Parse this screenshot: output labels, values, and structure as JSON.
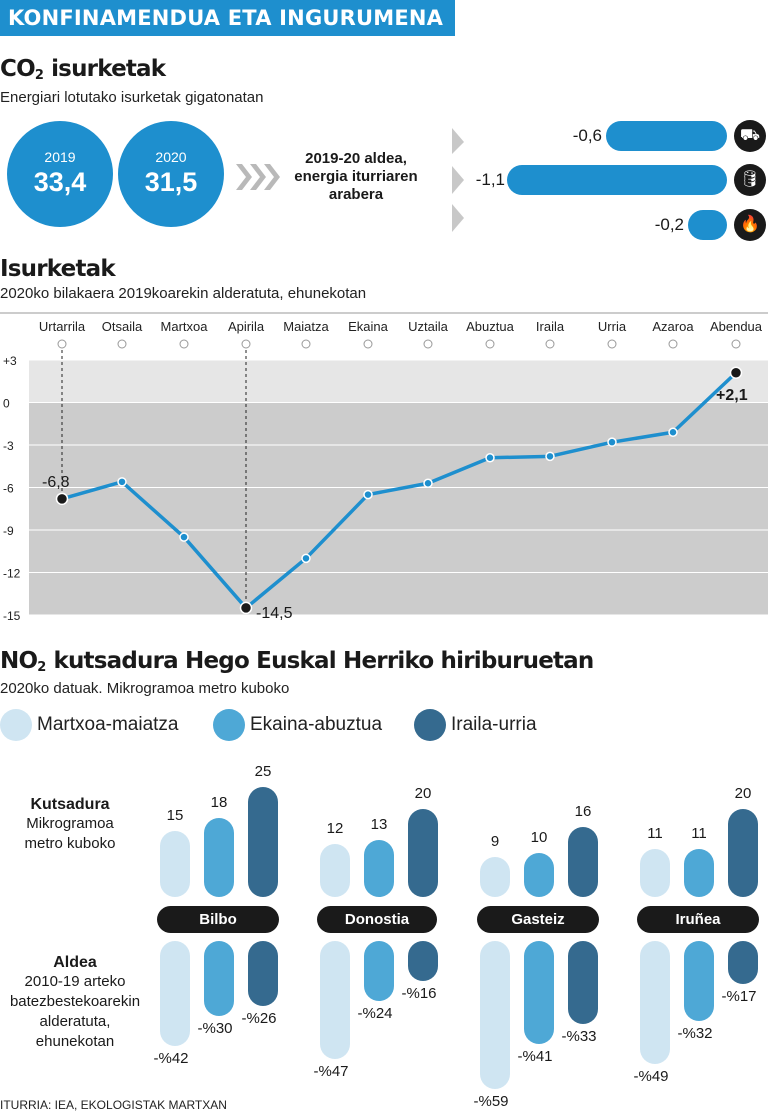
{
  "banner": "KONFINAMENDUA ETA INGURUMENA",
  "co2": {
    "title_main": "CO",
    "title_sub": "2",
    "title_rest": " isurketak",
    "subtitle": "Energiari lotutako isurketak gigatonatan",
    "years": [
      {
        "year": "2019",
        "value": "33,4"
      },
      {
        "year": "2020",
        "value": "31,5"
      }
    ],
    "diff_label_1": "2019-20 aldea,",
    "diff_label_2": "energia iturriaren",
    "diff_label_3": "arabera",
    "sources": [
      {
        "value": -0.6,
        "label": "-0,6",
        "icon": "coal-cart-icon",
        "glyph": "⛟"
      },
      {
        "value": -1.1,
        "label": "-1,1",
        "icon": "oil-drop-icon",
        "glyph": "🛢"
      },
      {
        "value": -0.2,
        "label": "-0,2",
        "icon": "gas-flame-icon",
        "glyph": "🔥"
      }
    ]
  },
  "emissions": {
    "title": "Isurketak",
    "subtitle": "2020ko bilakaera 2019koarekin alderatuta, ehunekotan"
  },
  "no2": {
    "title_main": "NO",
    "title_sub": "2",
    "title_rest": " kutsadura Hego Euskal Herriko hiriburuetan",
    "subtitle": "2020ko datuak. Mikrogramoa metro kuboko",
    "legend": [
      {
        "label": "Martxoa-maiatza",
        "color": "#cfe5f2"
      },
      {
        "label": "Ekaina-abuztua",
        "color": "#4ea8d6"
      },
      {
        "label": "Iraila-urria",
        "color": "#356a8f"
      }
    ],
    "row1_title": "Kutsadura",
    "row1_desc_1": "Mikrogramoa",
    "row1_desc_2": "metro kuboko",
    "row2_title": "Aldea",
    "row2_desc_1": "2010-19 arteko",
    "row2_desc_2": "batezbestekoarekin",
    "row2_desc_3": "alderatuta,",
    "row2_desc_4": "ehunekotan"
  },
  "source": "ITURRIA: IEA, EKOLOGISTAK MARTXAN",
  "chart_data": [
    {
      "type": "line",
      "title": "Isurketak",
      "subtitle": "2020ko bilakaera 2019koarekin alderatuta, ehunekotan",
      "categories": [
        "Urtarrila",
        "Otsaila",
        "Martxoa",
        "Apirila",
        "Maiatza",
        "Ekaina",
        "Uztaila",
        "Abuztua",
        "Iraila",
        "Urria",
        "Azaroa",
        "Abendua"
      ],
      "values": [
        -6.8,
        -5.6,
        -9.5,
        -14.5,
        -11.0,
        -6.5,
        -5.7,
        -3.9,
        -3.8,
        -2.8,
        -2.1,
        2.1
      ],
      "highlight_labels": [
        {
          "index": 0,
          "label": "-6,8"
        },
        {
          "index": 3,
          "label": "-14,5"
        },
        {
          "index": 11,
          "label": "+2,1"
        }
      ],
      "yticks": [
        "+3",
        "0",
        "-3",
        "-6",
        "-9",
        "-12",
        "-15"
      ],
      "ylim": [
        -15,
        3
      ],
      "line_color": "#1e8fce"
    },
    {
      "type": "bar",
      "title": "Kutsadura",
      "categories": [
        "Bilbo",
        "Donostia",
        "Gasteiz",
        "Iruñea"
      ],
      "series": [
        {
          "name": "Martxoa-maiatza",
          "values": [
            15,
            12,
            9,
            11
          ],
          "labels": [
            "15",
            "12",
            "9",
            "11"
          ]
        },
        {
          "name": "Ekaina-abuztua",
          "values": [
            18,
            13,
            10,
            11
          ],
          "labels": [
            "18",
            "13",
            "10",
            "11"
          ]
        },
        {
          "name": "Iraila-urria",
          "values": [
            25,
            20,
            16,
            20
          ],
          "labels": [
            "25",
            "20",
            "16",
            "20"
          ]
        }
      ]
    },
    {
      "type": "bar",
      "title": "Aldea",
      "categories": [
        "Bilbo",
        "Donostia",
        "Gasteiz",
        "Iruñea"
      ],
      "series": [
        {
          "name": "Martxoa-maiatza",
          "values": [
            -42,
            -47,
            -59,
            -49
          ],
          "labels": [
            "-%42",
            "-%47",
            "-%59",
            "-%49"
          ]
        },
        {
          "name": "Ekaina-abuztua",
          "values": [
            -30,
            -24,
            -41,
            -32
          ],
          "labels": [
            "-%30",
            "-%24",
            "-%41",
            "-%32"
          ]
        },
        {
          "name": "Iraila-urria",
          "values": [
            -26,
            -16,
            -33,
            -17
          ],
          "labels": [
            "-%26",
            "-%16",
            "-%33",
            "-%17"
          ]
        }
      ]
    }
  ]
}
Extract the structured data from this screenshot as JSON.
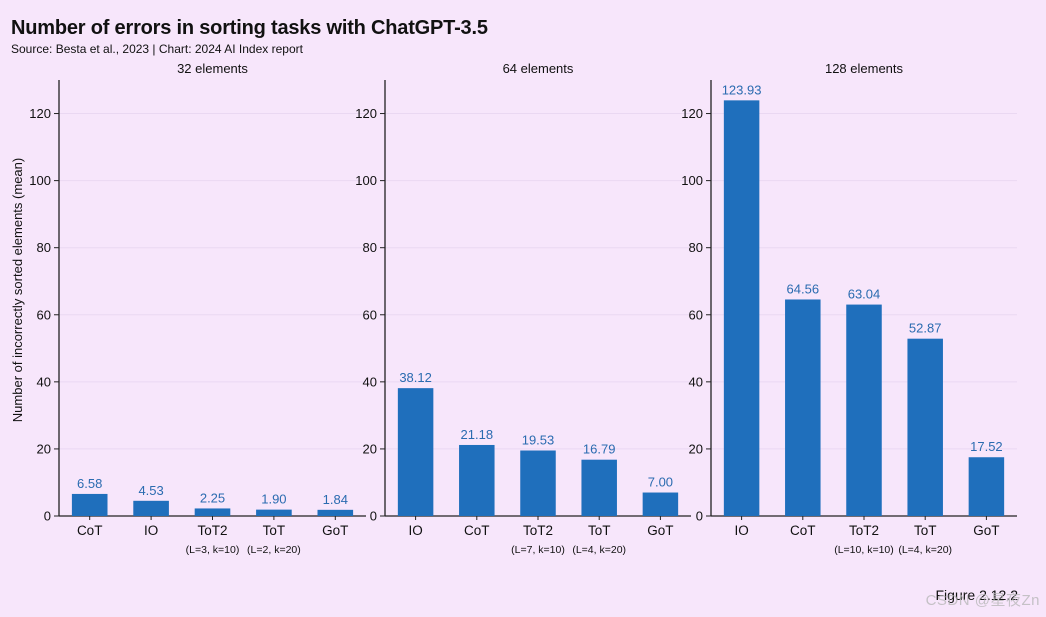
{
  "title": "Number of errors in sorting tasks with ChatGPT-3.5",
  "source": "Source: Besta et al., 2023 | Chart: 2024 AI Index report",
  "figure_label": "Figure 2.12.2",
  "watermark": "CSDN @星夜Zn",
  "colors": {
    "bar": "#1f6fbc",
    "value_label": "#2a6bb0",
    "grid": "#ead8f2",
    "axis": "#222222"
  },
  "chart_data": [
    {
      "type": "bar",
      "title": "32 elements",
      "ylabel": "Number of incorrectly sorted elements (mean)",
      "ylim": [
        0,
        130
      ],
      "yticks": [
        0,
        20,
        40,
        60,
        80,
        100,
        120
      ],
      "categories": [
        "CoT",
        "IO",
        "ToT2",
        "ToT",
        "GoT"
      ],
      "values": [
        6.58,
        4.53,
        2.25,
        1.9,
        1.84
      ],
      "value_labels": [
        "6.58",
        "4.53",
        "2.25",
        "1.90",
        "1.84"
      ],
      "sublabels": [
        "",
        "",
        "(L=3, k=10)",
        "(L=2, k=20)",
        ""
      ]
    },
    {
      "type": "bar",
      "title": "64 elements",
      "ylim": [
        0,
        130
      ],
      "yticks": [
        0,
        20,
        40,
        60,
        80,
        100,
        120
      ],
      "categories": [
        "IO",
        "CoT",
        "ToT2",
        "ToT",
        "GoT"
      ],
      "values": [
        38.12,
        21.18,
        19.53,
        16.79,
        7.0
      ],
      "value_labels": [
        "38.12",
        "21.18",
        "19.53",
        "16.79",
        "7.00"
      ],
      "sublabels": [
        "",
        "",
        "(L=7, k=10)",
        "(L=4, k=20)",
        ""
      ]
    },
    {
      "type": "bar",
      "title": "128 elements",
      "ylim": [
        0,
        130
      ],
      "yticks": [
        0,
        20,
        40,
        60,
        80,
        100,
        120
      ],
      "categories": [
        "IO",
        "CoT",
        "ToT2",
        "ToT",
        "GoT"
      ],
      "values": [
        123.93,
        64.56,
        63.04,
        52.87,
        17.52
      ],
      "value_labels": [
        "123.93",
        "64.56",
        "63.04",
        "52.87",
        "17.52"
      ],
      "sublabels": [
        "",
        "",
        "(L=10, k=10)",
        "(L=4, k=20)",
        ""
      ]
    }
  ]
}
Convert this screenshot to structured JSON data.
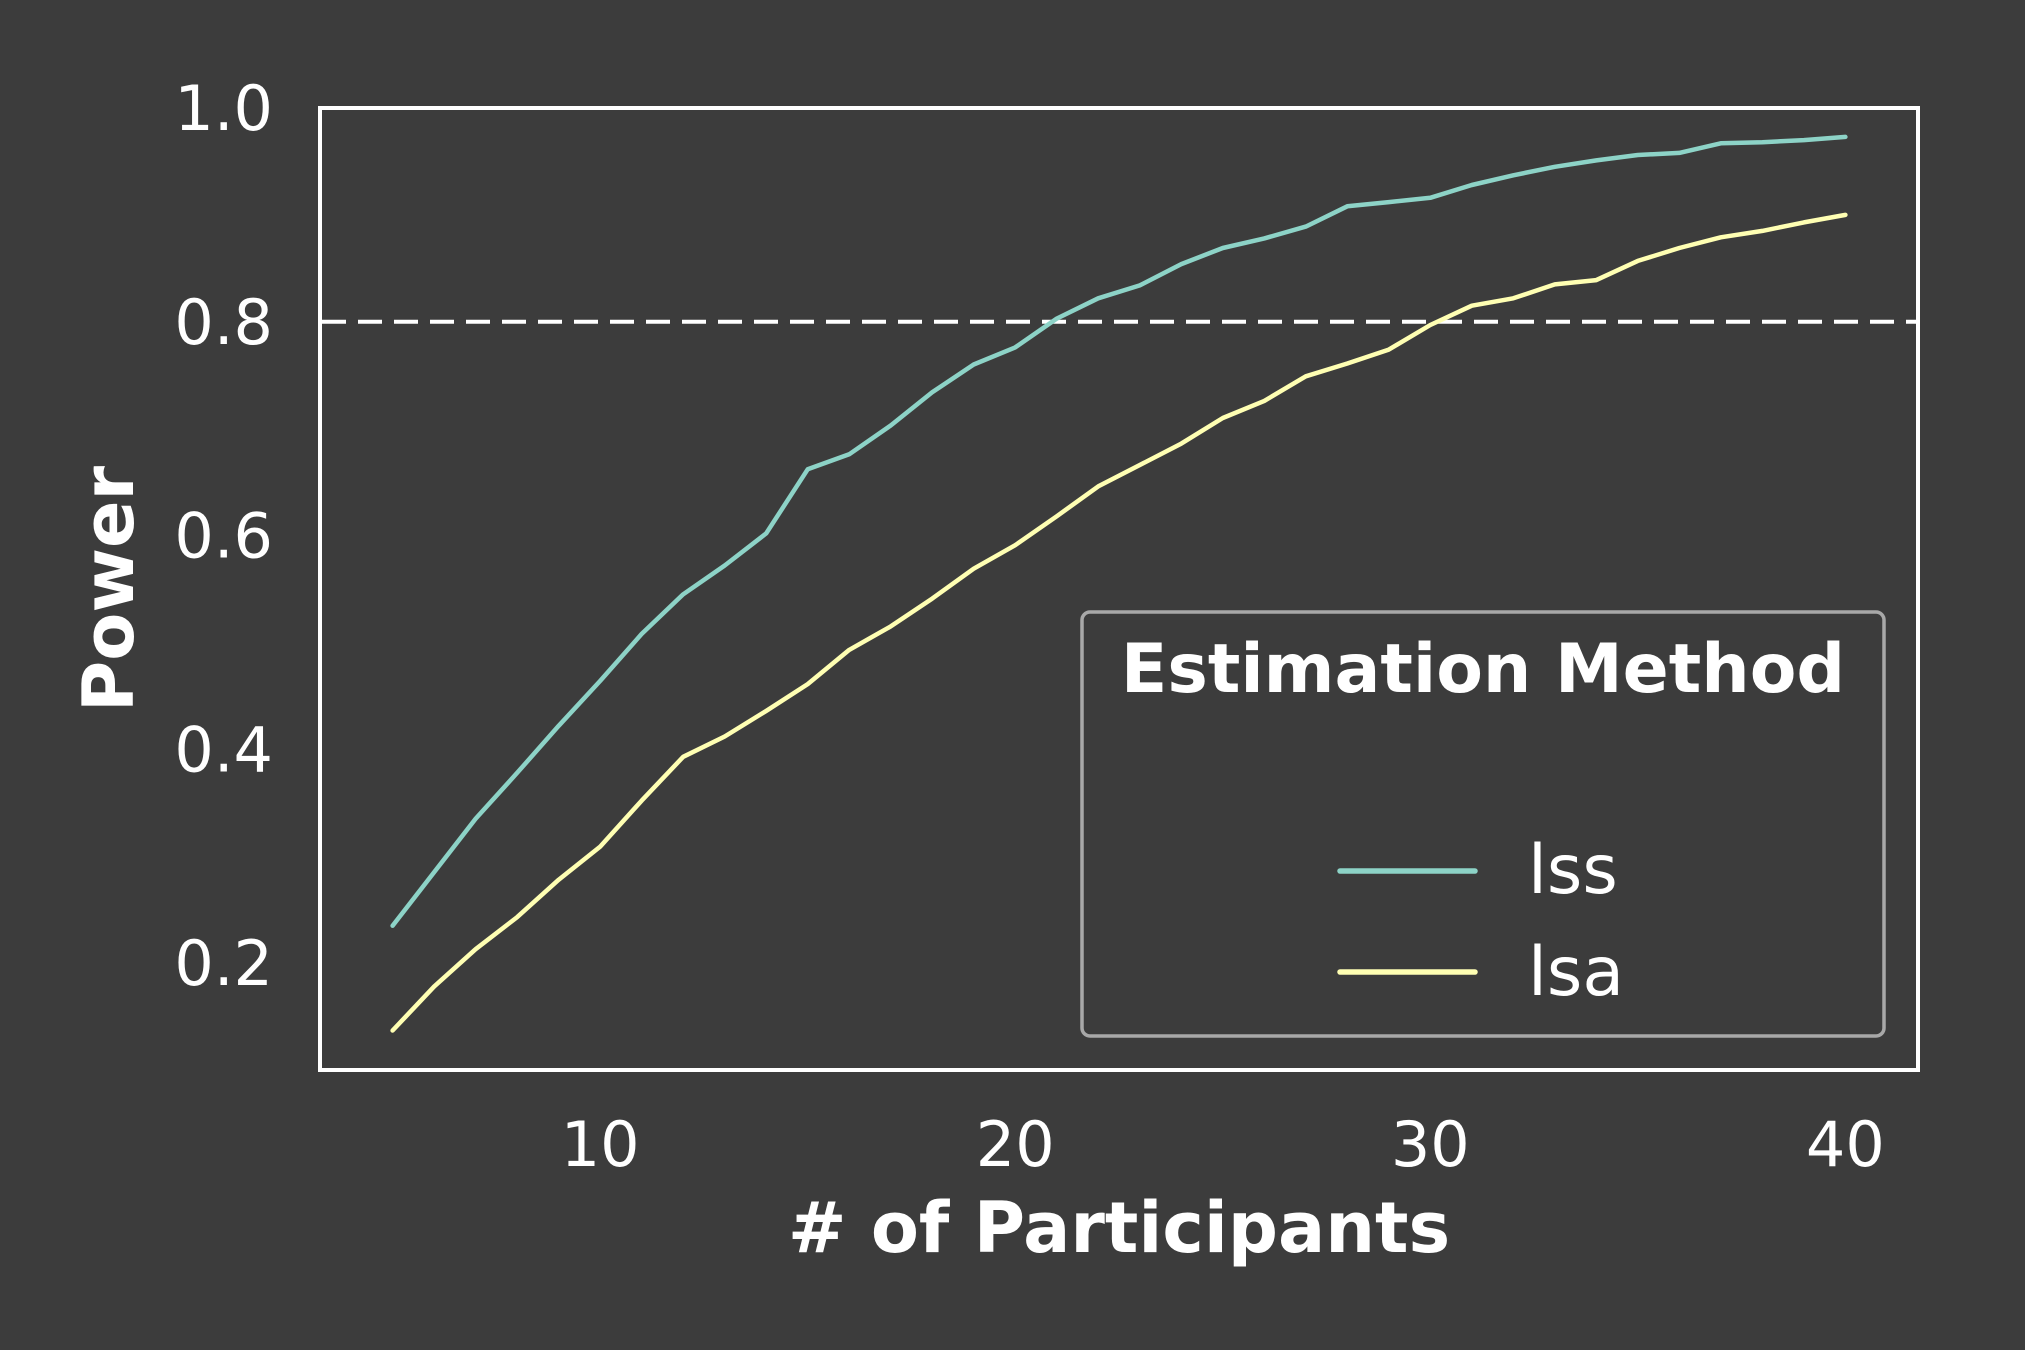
{
  "chart_data": {
    "type": "line",
    "title": "",
    "xlabel": "# of Participants",
    "ylabel": "Power",
    "xlim": [
      3.25,
      41.75
    ],
    "ylim": [
      0.1,
      1.0
    ],
    "xticks": [
      10,
      20,
      30,
      40
    ],
    "yticks": [
      0.2,
      0.4,
      0.6,
      0.8,
      1.0
    ],
    "xtick_labels": [
      "10",
      "20",
      "30",
      "40"
    ],
    "ytick_labels": [
      "0.2",
      "0.4",
      "0.6",
      "0.8",
      "1.0"
    ],
    "grid": false,
    "reference_line": {
      "y": 0.8,
      "style": "dashed",
      "color": "#ffffff"
    },
    "legend": {
      "title": "Estimation Method",
      "position": "lower-right"
    },
    "x": [
      5,
      6,
      7,
      8,
      9,
      10,
      11,
      12,
      13,
      14,
      15,
      16,
      17,
      18,
      19,
      20,
      21,
      22,
      23,
      24,
      25,
      26,
      27,
      28,
      29,
      30,
      31,
      32,
      33,
      34,
      35,
      36,
      37,
      38,
      39,
      40
    ],
    "series": [
      {
        "name": "lss",
        "color": "#8dd3c7",
        "values": [
          0.235,
          0.285,
          0.335,
          0.378,
          0.422,
          0.464,
          0.508,
          0.545,
          0.572,
          0.602,
          0.662,
          0.676,
          0.703,
          0.734,
          0.76,
          0.776,
          0.803,
          0.822,
          0.834,
          0.854,
          0.869,
          0.878,
          0.889,
          0.908,
          0.912,
          0.916,
          0.928,
          0.937,
          0.945,
          0.951,
          0.956,
          0.958,
          0.967,
          0.968,
          0.97,
          0.973
        ]
      },
      {
        "name": "lsa",
        "color": "#ffffb3",
        "values": [
          0.137,
          0.178,
          0.213,
          0.243,
          0.278,
          0.309,
          0.352,
          0.393,
          0.412,
          0.436,
          0.461,
          0.493,
          0.515,
          0.541,
          0.569,
          0.591,
          0.618,
          0.646,
          0.666,
          0.686,
          0.71,
          0.726,
          0.749,
          0.761,
          0.774,
          0.797,
          0.815,
          0.822,
          0.835,
          0.839,
          0.857,
          0.869,
          0.879,
          0.885,
          0.893,
          0.9
        ]
      }
    ]
  }
}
════
Each line that holds the word "bilakaera" is to be copied.

● Final answer
    "subtitle": "2020ko bilakaera 2019koarekin alderatuta, ehunekotan"
      "subtitle": "2020ko bilakaera 2019koarekin alderatuta, ehunekotan",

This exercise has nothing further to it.